▶ _Request_
Return the lines below that carry the word "dalam".

▶ _Records for this exercise_
★ ★ ★ ★ ★
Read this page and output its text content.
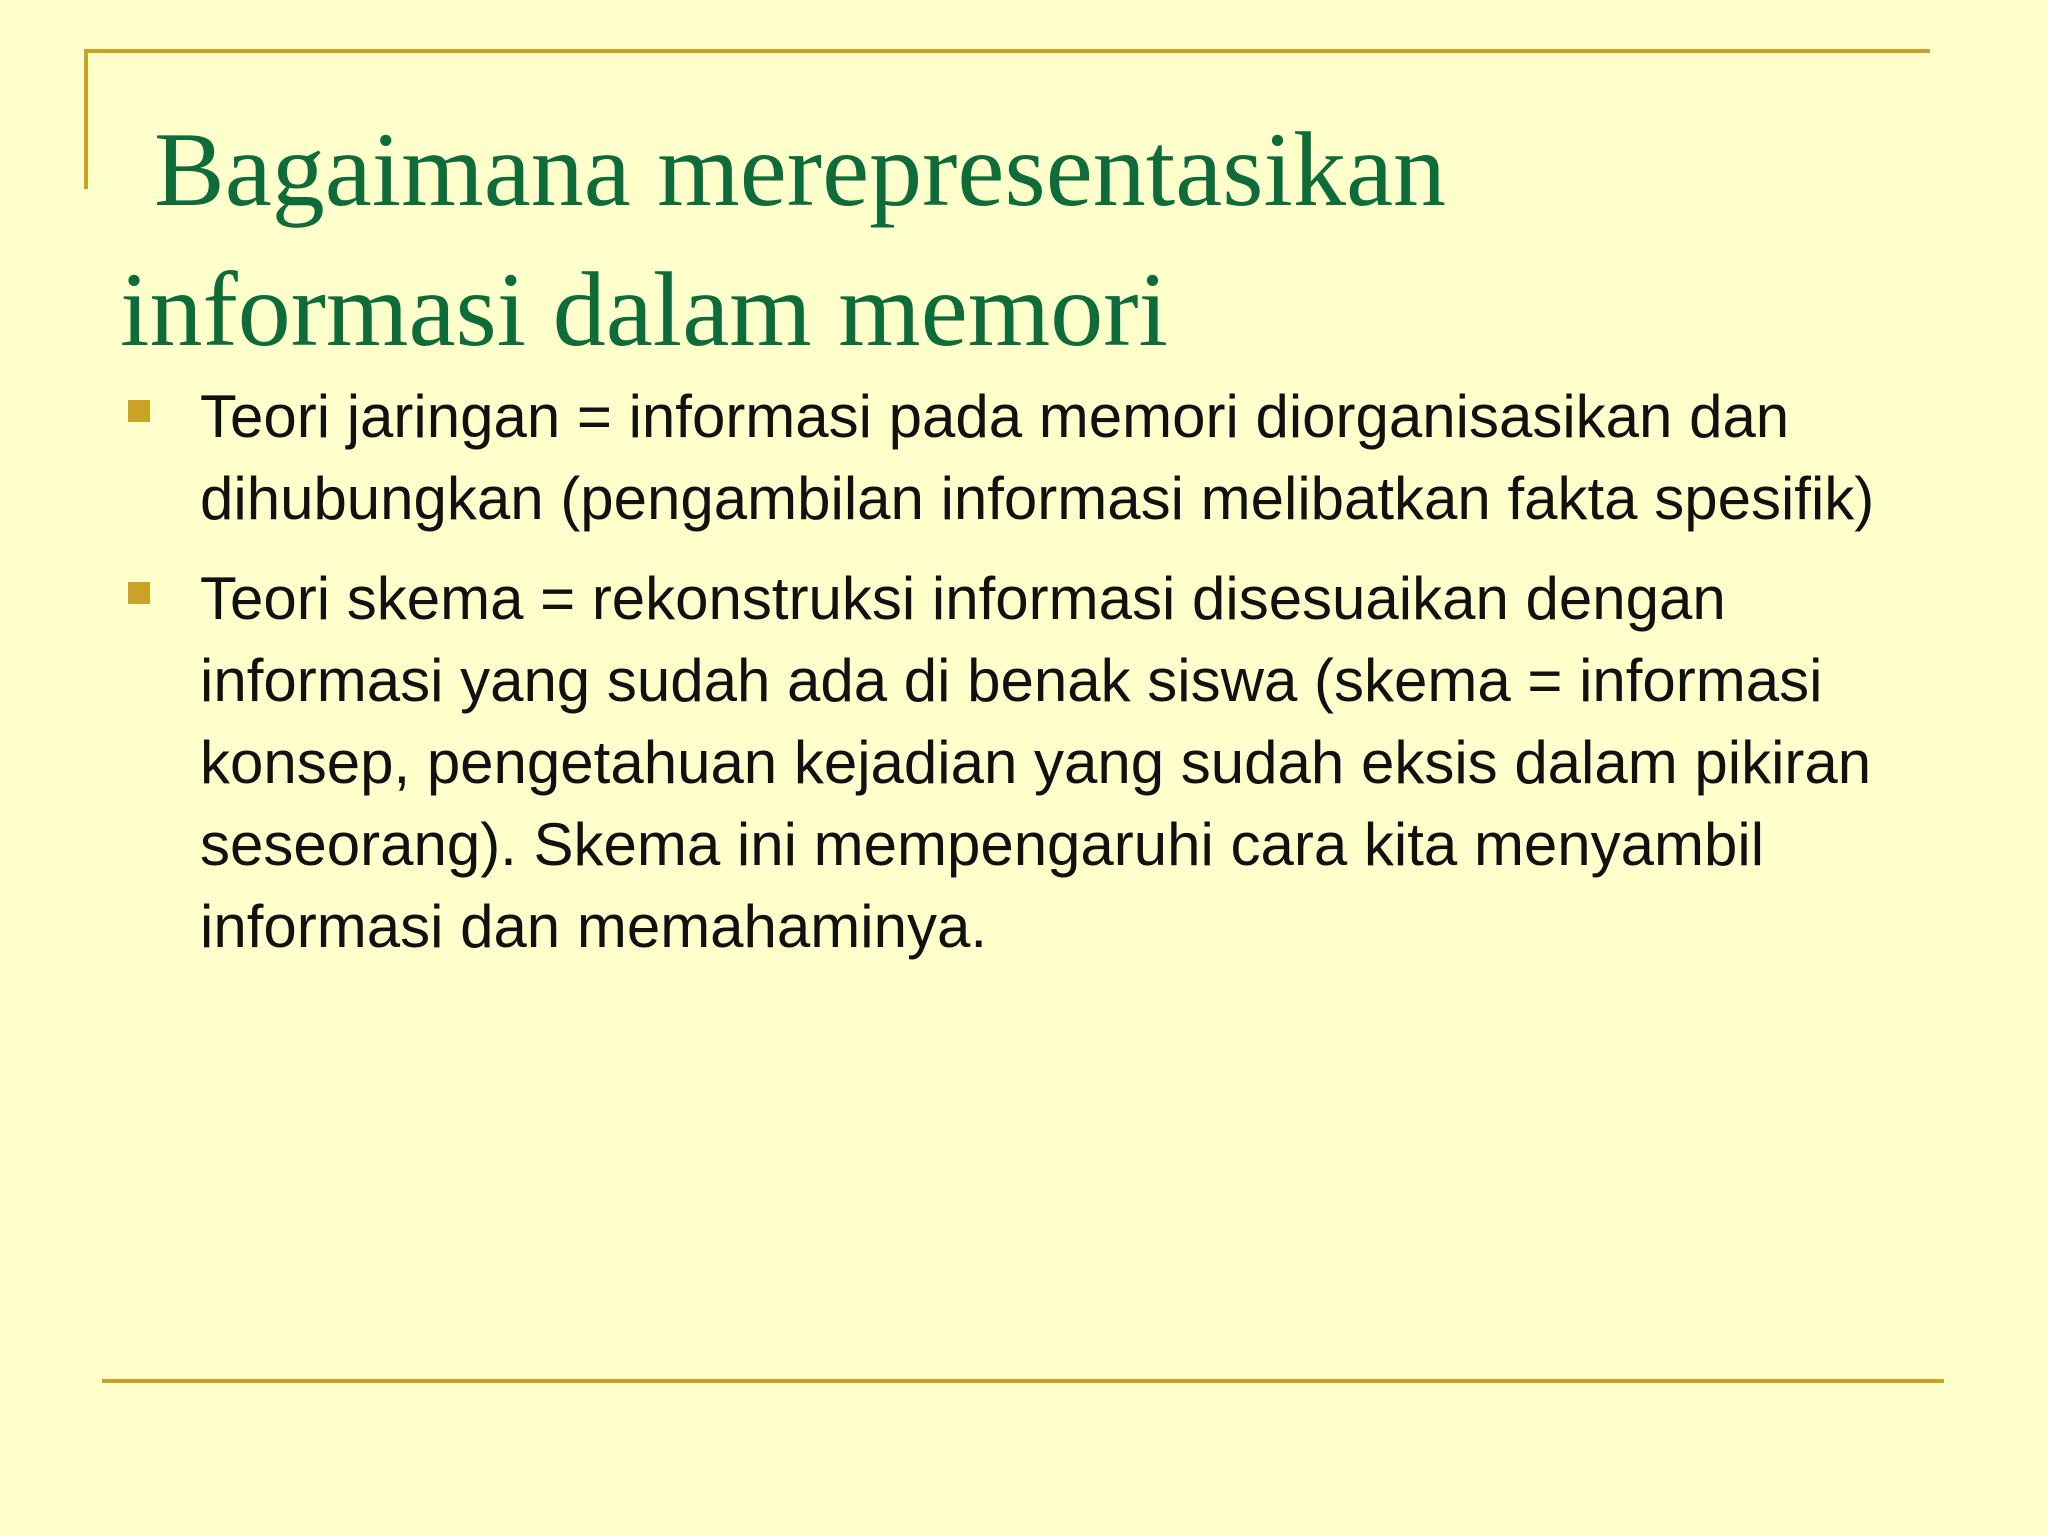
Bagaimana merepresentasikan
informasi dalam memori
Teori jaringan = informasi pada memori diorganisasikan dan dihubungkan (pengambilan informasi melibatkan fakta spesifik)
Teori skema = rekonstruksi informasi disesuaikan dengan informasi yang sudah ada di benak siswa (skema = informasi konsep, pengetahuan kejadian yang sudah eksis dalam pikiran seseorang). Skema ini mempengaruhi cara kita menyambil informasi dan memahaminya.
★ ★ ★ ★ ★
▶ _Answer to this exercise_
informasi dalam memori
Teori skema = rekonstruksi informasi disesuaikan dengan informasi yang sudah ada di benak siswa (skema = informasi konsep, pengetahuan kejadian yang sudah eksis dalam pikiran seseorang). Skema ini mempengaruhi cara kita menyambil informasi dan memahaminya.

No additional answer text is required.